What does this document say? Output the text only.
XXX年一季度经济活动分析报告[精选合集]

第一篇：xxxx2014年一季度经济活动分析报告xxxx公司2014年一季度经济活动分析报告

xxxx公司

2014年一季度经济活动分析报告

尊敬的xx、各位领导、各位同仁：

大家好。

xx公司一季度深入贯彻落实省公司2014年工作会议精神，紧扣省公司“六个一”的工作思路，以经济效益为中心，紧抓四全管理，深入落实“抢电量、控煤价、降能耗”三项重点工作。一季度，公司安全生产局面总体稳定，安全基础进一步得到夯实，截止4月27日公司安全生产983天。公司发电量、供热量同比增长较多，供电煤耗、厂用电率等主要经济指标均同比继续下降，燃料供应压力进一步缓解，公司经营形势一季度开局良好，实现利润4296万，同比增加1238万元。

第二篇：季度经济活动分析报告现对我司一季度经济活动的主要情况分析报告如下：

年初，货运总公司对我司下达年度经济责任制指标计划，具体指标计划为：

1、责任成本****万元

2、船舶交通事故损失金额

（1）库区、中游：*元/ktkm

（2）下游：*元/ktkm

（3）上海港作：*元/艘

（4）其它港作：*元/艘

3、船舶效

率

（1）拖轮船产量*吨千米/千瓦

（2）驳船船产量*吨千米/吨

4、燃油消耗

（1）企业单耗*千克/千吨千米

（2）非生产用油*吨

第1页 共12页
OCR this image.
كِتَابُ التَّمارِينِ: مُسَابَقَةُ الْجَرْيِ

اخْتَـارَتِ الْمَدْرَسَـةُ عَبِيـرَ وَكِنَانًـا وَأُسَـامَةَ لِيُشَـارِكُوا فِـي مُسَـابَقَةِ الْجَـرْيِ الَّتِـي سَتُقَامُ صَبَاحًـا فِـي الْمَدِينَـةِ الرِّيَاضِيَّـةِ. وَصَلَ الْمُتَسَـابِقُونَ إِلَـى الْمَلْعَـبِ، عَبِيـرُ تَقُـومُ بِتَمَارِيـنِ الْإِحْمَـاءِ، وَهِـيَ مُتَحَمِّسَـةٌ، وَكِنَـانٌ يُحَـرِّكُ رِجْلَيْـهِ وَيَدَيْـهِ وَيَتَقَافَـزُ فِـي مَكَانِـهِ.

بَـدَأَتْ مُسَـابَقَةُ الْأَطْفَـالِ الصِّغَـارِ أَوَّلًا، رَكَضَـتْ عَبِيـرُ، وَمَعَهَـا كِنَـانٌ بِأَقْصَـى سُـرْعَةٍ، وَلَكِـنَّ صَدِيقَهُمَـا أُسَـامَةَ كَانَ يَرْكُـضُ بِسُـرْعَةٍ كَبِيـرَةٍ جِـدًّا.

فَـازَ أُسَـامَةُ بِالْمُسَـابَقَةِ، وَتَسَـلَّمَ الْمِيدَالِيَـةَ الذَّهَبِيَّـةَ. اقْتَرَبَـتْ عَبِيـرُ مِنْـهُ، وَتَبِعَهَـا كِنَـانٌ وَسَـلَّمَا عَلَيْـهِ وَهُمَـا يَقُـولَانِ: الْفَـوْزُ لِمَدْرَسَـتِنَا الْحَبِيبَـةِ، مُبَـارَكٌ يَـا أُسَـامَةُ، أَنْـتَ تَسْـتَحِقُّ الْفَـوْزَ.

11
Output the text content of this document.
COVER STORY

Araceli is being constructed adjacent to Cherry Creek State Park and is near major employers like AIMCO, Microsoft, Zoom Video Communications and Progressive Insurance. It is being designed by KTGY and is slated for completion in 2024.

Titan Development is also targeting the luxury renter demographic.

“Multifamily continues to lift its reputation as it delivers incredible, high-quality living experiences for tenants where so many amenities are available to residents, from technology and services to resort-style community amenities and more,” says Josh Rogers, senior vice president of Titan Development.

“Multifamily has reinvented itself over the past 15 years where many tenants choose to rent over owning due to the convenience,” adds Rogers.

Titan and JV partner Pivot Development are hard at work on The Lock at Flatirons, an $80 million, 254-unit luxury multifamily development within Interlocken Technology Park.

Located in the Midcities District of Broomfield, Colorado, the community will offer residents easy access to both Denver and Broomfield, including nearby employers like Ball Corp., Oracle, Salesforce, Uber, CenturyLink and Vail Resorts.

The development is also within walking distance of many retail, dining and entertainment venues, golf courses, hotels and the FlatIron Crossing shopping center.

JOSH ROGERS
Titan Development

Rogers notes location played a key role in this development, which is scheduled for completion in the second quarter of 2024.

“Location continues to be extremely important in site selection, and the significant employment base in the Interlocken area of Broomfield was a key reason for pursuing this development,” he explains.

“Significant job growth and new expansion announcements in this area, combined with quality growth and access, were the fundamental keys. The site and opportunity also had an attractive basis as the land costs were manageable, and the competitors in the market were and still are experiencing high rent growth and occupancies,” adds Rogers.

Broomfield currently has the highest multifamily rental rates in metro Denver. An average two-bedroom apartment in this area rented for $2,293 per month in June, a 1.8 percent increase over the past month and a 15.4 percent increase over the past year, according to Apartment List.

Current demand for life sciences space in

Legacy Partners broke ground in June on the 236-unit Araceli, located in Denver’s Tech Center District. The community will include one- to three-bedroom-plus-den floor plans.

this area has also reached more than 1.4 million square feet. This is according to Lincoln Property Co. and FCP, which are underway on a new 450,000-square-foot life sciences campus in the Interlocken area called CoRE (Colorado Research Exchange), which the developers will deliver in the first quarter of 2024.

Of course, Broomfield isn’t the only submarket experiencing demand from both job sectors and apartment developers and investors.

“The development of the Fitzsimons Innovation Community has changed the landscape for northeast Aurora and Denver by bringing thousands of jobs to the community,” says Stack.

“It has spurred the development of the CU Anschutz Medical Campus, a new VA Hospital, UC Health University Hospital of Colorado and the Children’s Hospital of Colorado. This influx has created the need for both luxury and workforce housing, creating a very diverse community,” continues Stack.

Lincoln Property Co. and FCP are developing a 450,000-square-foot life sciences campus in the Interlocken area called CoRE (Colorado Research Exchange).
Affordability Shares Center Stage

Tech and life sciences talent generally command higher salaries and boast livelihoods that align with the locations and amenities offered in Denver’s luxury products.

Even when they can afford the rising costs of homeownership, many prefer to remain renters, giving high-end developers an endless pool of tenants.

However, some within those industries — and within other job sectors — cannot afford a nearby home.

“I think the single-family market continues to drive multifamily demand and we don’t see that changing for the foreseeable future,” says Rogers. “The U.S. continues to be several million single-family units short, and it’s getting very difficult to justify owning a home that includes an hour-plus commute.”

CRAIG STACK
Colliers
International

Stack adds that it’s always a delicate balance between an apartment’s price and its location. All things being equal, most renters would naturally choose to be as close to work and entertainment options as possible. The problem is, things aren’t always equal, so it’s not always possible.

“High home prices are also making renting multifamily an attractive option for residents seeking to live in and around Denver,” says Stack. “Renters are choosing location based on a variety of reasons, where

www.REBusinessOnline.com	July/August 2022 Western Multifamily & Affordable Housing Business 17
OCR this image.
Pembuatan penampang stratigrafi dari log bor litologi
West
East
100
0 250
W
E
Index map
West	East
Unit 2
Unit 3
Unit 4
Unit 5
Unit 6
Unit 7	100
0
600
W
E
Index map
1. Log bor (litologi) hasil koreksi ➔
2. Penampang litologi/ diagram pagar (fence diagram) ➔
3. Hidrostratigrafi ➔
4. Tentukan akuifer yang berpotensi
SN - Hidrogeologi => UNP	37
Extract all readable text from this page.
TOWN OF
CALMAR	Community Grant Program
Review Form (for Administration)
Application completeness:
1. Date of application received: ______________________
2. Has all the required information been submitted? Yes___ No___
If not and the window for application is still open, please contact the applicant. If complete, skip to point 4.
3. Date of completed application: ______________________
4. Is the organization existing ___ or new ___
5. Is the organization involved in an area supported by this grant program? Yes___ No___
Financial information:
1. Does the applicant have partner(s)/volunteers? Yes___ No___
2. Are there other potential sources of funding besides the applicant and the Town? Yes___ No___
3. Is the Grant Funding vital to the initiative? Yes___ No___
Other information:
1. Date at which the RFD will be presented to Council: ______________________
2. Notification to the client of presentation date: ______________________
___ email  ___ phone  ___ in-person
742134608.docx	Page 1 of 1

Stated exercise: How many lines of the listing include the string "applicant"? Answer with the number alone.

Answer for this exercise: 3